**Exercise aim:**
Copy out all lines that hold "Всего".

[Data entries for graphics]
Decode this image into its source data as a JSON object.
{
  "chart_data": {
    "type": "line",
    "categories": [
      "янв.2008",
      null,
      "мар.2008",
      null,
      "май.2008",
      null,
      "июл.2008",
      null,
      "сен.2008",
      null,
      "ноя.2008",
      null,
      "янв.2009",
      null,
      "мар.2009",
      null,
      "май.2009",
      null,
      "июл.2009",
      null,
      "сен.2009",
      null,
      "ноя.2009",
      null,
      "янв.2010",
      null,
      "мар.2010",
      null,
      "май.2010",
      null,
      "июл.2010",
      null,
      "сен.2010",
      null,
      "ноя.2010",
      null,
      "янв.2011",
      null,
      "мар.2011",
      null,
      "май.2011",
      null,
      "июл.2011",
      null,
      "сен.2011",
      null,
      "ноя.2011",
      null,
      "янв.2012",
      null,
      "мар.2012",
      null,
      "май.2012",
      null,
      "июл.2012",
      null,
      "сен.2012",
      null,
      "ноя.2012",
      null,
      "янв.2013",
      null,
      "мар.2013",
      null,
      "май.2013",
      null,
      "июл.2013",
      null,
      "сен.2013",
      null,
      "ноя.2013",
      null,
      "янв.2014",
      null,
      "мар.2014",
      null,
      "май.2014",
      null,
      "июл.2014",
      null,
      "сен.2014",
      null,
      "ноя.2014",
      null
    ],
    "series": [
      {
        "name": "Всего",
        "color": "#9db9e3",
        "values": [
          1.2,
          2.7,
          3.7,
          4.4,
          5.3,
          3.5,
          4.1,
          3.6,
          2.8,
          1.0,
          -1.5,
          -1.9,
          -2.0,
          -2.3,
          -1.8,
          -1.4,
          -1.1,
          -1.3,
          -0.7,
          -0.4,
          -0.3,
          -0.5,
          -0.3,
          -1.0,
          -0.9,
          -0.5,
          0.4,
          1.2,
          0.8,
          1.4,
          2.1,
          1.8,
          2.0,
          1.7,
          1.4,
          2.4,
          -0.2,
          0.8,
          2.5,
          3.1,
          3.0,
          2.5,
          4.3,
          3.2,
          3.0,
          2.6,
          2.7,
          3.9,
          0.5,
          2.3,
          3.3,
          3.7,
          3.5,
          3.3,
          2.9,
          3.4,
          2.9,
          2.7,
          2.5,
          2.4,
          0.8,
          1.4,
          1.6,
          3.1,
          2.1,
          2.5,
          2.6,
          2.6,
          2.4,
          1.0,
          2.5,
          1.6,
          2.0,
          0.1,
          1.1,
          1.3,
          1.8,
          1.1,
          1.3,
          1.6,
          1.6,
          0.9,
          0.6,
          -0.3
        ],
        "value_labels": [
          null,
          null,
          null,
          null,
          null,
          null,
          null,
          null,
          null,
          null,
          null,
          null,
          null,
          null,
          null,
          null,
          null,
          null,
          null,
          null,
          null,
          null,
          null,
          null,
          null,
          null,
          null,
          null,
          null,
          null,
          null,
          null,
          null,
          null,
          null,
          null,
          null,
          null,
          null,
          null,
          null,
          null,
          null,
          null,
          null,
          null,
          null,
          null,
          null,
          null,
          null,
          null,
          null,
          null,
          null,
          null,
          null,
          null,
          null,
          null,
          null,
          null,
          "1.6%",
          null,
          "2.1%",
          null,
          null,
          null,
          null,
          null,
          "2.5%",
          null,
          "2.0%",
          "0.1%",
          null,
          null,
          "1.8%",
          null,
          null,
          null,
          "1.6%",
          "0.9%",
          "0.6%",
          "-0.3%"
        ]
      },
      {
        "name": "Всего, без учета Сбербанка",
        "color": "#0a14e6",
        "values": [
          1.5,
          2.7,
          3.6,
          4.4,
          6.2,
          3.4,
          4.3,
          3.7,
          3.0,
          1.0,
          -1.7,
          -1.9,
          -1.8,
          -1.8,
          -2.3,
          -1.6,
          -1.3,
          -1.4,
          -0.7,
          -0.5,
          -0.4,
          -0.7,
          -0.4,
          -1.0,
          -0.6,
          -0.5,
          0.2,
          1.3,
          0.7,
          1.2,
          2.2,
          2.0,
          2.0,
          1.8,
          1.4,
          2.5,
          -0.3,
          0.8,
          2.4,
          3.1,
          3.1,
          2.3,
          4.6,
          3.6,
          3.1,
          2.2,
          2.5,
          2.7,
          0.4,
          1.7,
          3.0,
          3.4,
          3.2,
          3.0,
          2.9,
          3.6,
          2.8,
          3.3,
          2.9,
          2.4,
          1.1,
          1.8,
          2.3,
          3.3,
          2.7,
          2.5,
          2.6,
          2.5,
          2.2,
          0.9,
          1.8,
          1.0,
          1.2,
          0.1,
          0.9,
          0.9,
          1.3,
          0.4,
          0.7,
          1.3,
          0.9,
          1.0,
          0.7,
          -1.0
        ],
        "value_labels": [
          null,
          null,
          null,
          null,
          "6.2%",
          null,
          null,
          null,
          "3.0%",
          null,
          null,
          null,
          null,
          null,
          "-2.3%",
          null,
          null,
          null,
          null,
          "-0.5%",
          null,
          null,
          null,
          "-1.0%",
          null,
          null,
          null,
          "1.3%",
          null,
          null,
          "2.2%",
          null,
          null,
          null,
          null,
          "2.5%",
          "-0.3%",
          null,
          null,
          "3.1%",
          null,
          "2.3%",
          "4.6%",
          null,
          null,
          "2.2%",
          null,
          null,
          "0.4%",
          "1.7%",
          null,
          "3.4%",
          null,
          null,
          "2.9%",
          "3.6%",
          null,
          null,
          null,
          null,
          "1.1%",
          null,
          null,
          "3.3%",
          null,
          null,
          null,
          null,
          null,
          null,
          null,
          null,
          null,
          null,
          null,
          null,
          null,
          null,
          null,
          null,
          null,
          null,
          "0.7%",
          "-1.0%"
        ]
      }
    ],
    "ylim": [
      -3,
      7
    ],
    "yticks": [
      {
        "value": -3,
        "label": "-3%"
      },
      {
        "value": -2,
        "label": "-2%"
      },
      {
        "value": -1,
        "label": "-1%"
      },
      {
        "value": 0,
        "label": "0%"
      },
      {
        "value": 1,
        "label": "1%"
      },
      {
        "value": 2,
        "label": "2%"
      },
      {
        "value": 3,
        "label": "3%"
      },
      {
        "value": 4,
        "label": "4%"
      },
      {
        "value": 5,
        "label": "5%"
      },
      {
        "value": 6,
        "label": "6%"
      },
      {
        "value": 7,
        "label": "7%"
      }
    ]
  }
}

**Result:**
        "name": "Всего",
        "name": "Всего, без учета Сбербанка",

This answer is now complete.